§ Exercise prompt:
Copy every entry exactly as given, minus the images.

Dataset records:
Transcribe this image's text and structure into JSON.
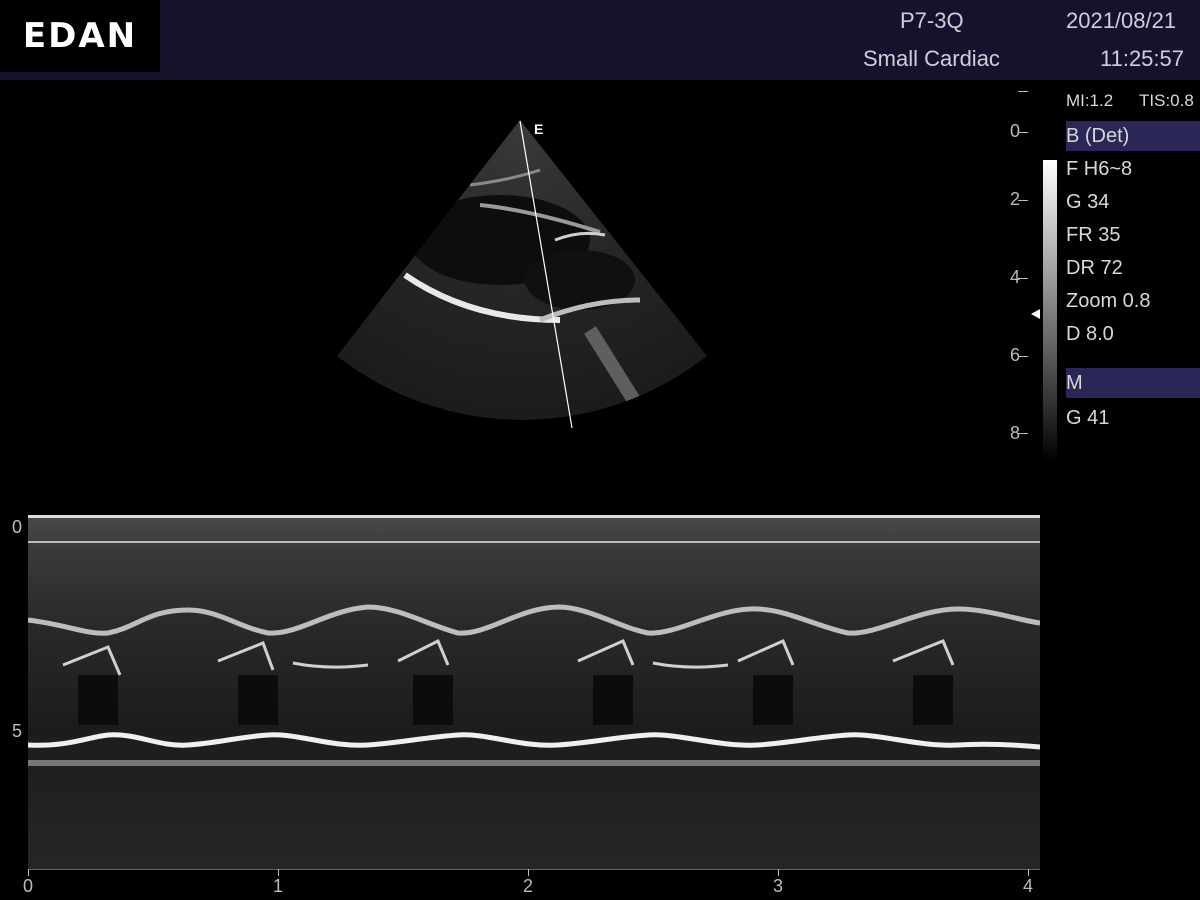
{
  "header": {
    "brand": "EDAN",
    "probe": "P7-3Q",
    "preset": "Small Cardiac",
    "date": "2021/08/21",
    "time": "11:25:57"
  },
  "indices": {
    "mi": "MI:1.2",
    "tis": "TIS:0.8"
  },
  "b_mode": {
    "title": "B (Det)",
    "params": [
      "F H6~8",
      "G 34",
      "FR 35",
      "DR 72",
      "Zoom 0.8",
      "D 8.0"
    ]
  },
  "m_mode": {
    "title": "M",
    "params": [
      "G 41"
    ]
  },
  "sector": {
    "marker": "E"
  },
  "depth_scale": {
    "labels": [
      "0",
      "2",
      "4",
      "6",
      "8"
    ]
  },
  "mmode_depth_scale": {
    "labels": [
      "0",
      "5"
    ]
  },
  "time_axis": {
    "labels": [
      "0",
      "1",
      "2",
      "3",
      "4"
    ]
  },
  "colors": {
    "header_bg": "#16122e",
    "mode_bar": "#2a2656"
  }
}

§ Solution to this task:
Transcribe this image's text and structure into JSON.
{
  "header": {
    "brand": "EDAN",
    "probe": "P7-3Q",
    "preset": "Small Cardiac",
    "date": "2021/08/21",
    "time": "11:25:57"
  },
  "indices": {
    "mi": "MI:1.2",
    "tis": "TIS:0.8"
  },
  "b_mode": {
    "title": "B (Det)",
    "params": [
      "F H6~8",
      "G 34",
      "FR 35",
      "DR 72",
      "Zoom 0.8",
      "D 8.0"
    ]
  },
  "m_mode": {
    "title": "M",
    "params": [
      "G 41"
    ]
  },
  "sector": {
    "marker": "E"
  },
  "depth_scale": {
    "labels": [
      "0",
      "2",
      "4",
      "6",
      "8"
    ]
  },
  "mmode_depth_scale": {
    "labels": [
      "0",
      "5"
    ]
  },
  "time_axis": {
    "labels": [
      "0",
      "1",
      "2",
      "3",
      "4"
    ]
  },
  "colors": {
    "header_bg": "#16122e",
    "mode_bar": "#2a2656"
  }
}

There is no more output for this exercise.